Exercise: Repeat the data word for word. Do not include the pictures.

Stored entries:
[Start]

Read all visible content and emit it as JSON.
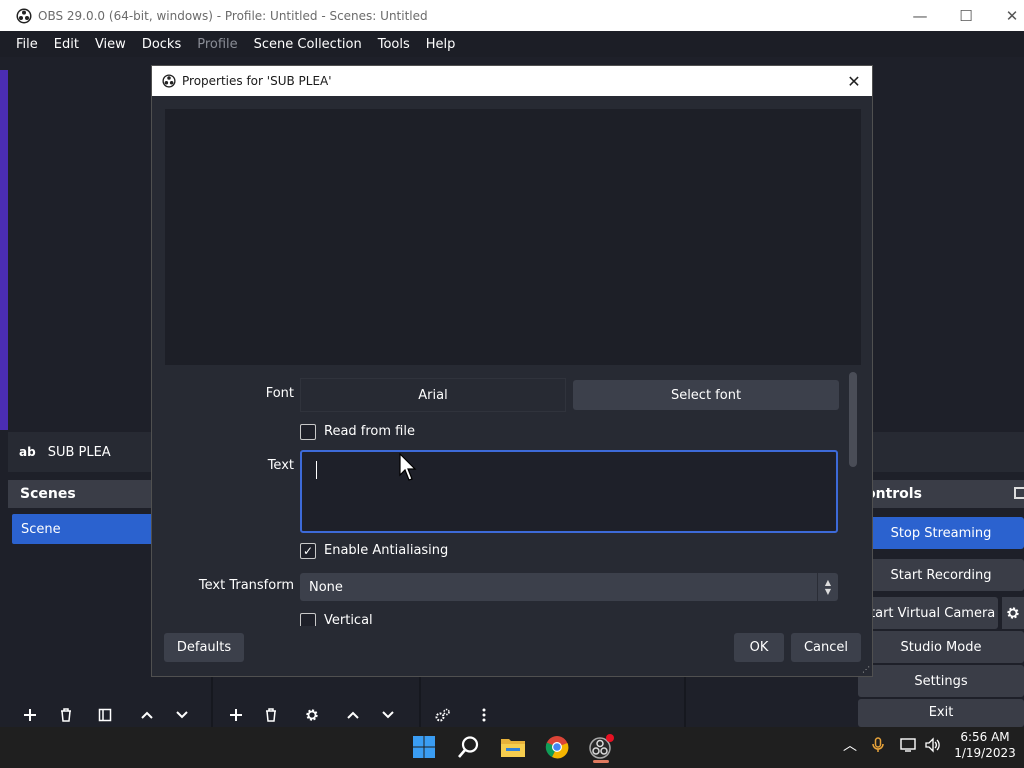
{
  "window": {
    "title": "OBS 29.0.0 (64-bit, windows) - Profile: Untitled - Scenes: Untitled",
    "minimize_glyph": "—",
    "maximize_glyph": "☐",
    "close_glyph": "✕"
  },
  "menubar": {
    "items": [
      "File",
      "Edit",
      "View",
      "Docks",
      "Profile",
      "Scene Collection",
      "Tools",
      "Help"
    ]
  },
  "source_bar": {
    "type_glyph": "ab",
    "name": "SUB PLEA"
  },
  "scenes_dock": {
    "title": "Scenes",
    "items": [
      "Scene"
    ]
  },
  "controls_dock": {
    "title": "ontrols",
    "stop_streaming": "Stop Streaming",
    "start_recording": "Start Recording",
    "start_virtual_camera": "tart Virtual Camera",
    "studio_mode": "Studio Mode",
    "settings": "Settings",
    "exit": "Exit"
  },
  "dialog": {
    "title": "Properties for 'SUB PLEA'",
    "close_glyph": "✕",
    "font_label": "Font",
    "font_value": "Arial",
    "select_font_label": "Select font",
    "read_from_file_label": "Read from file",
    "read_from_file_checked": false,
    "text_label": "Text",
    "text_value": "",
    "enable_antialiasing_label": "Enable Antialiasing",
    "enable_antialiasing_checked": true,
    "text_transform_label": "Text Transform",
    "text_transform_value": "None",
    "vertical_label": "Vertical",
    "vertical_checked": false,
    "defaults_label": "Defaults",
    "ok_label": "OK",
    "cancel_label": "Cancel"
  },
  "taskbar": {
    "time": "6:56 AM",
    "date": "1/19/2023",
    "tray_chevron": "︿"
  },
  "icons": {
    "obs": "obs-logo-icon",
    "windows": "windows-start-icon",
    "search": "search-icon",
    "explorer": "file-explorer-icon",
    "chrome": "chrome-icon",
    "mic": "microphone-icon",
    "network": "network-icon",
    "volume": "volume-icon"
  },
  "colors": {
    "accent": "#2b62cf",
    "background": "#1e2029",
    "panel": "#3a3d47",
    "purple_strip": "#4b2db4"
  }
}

[End]

Written solution:
Read all visible content and emit it as JSON.
{
  "window": {
    "title": "OBS 29.0.0 (64-bit, windows) - Profile: Untitled - Scenes: Untitled",
    "minimize_glyph": "—",
    "maximize_glyph": "☐",
    "close_glyph": "✕"
  },
  "menubar": {
    "items": [
      "File",
      "Edit",
      "View",
      "Docks",
      "Profile",
      "Scene Collection",
      "Tools",
      "Help"
    ]
  },
  "source_bar": {
    "type_glyph": "ab",
    "name": "SUB PLEA"
  },
  "scenes_dock": {
    "title": "Scenes",
    "items": [
      "Scene"
    ]
  },
  "controls_dock": {
    "title": "ontrols",
    "stop_streaming": "Stop Streaming",
    "start_recording": "Start Recording",
    "start_virtual_camera": "tart Virtual Camera",
    "studio_mode": "Studio Mode",
    "settings": "Settings",
    "exit": "Exit"
  },
  "dialog": {
    "title": "Properties for 'SUB PLEA'",
    "close_glyph": "✕",
    "font_label": "Font",
    "font_value": "Arial",
    "select_font_label": "Select font",
    "read_from_file_label": "Read from file",
    "read_from_file_checked": false,
    "text_label": "Text",
    "text_value": "",
    "enable_antialiasing_label": "Enable Antialiasing",
    "enable_antialiasing_checked": true,
    "text_transform_label": "Text Transform",
    "text_transform_value": "None",
    "vertical_label": "Vertical",
    "vertical_checked": false,
    "defaults_label": "Defaults",
    "ok_label": "OK",
    "cancel_label": "Cancel"
  },
  "taskbar": {
    "time": "6:56 AM",
    "date": "1/19/2023",
    "tray_chevron": "︿"
  },
  "icons": {
    "obs": "obs-logo-icon",
    "windows": "windows-start-icon",
    "search": "search-icon",
    "explorer": "file-explorer-icon",
    "chrome": "chrome-icon",
    "mic": "microphone-icon",
    "network": "network-icon",
    "volume": "volume-icon"
  },
  "colors": {
    "accent": "#2b62cf",
    "background": "#1e2029",
    "panel": "#3a3d47",
    "purple_strip": "#4b2db4"
  }
}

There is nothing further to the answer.